[Start]

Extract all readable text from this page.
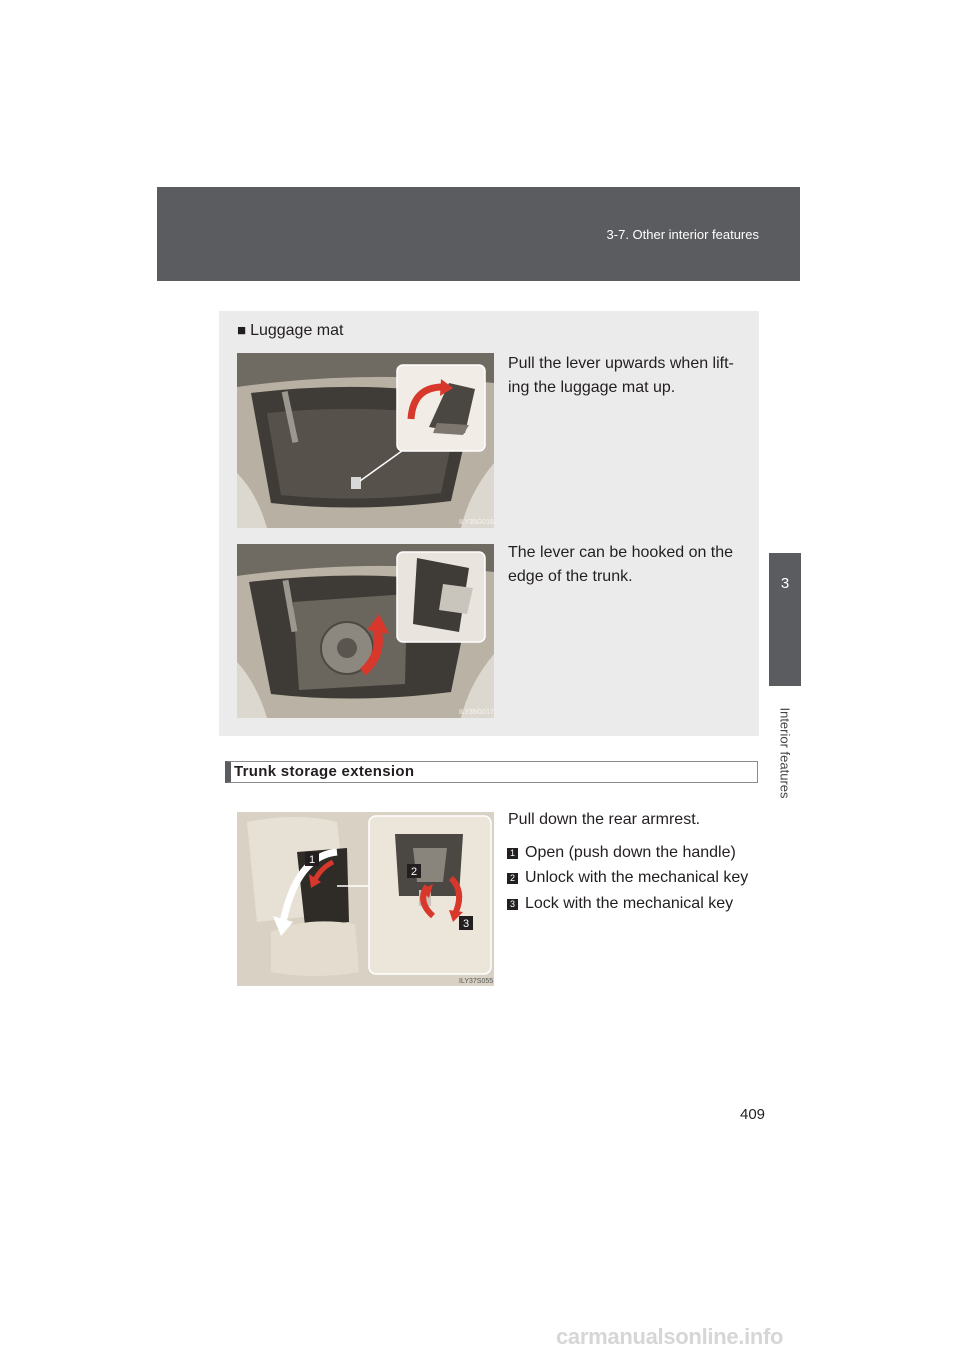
3-7. Other interior features
3
Interior features
■ Luggage mat
ILY35G016
Pull the lever upwards when lift- ing the luggage mat up.
ILY35G017
The lever can be hooked on the edge of the trunk.
Trunk storage extension
1
2
3
ILY37S055
Pull down the rear armrest.
1 Open (push down the handle)
2 Unlock with the mechanical key
3 Lock with the mechanical key
409
carmanualsonline.info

[End]

Your task is to transcribe all of the records precisely, with no images included.

Extract all readable text from this page.
3-7. Other interior features
3
Interior features
■ Luggage mat
ILY35G016
Pull the lever upwards when lift- ing the luggage mat up.
ILY35G017
The lever can be hooked on the edge of the trunk.
Trunk storage extension
1
2
3
ILY37S055
Pull down the rear armrest.
1 Open (push down the handle)
2 Unlock with the mechanical key
3 Lock with the mechanical key
409
carmanualsonline.info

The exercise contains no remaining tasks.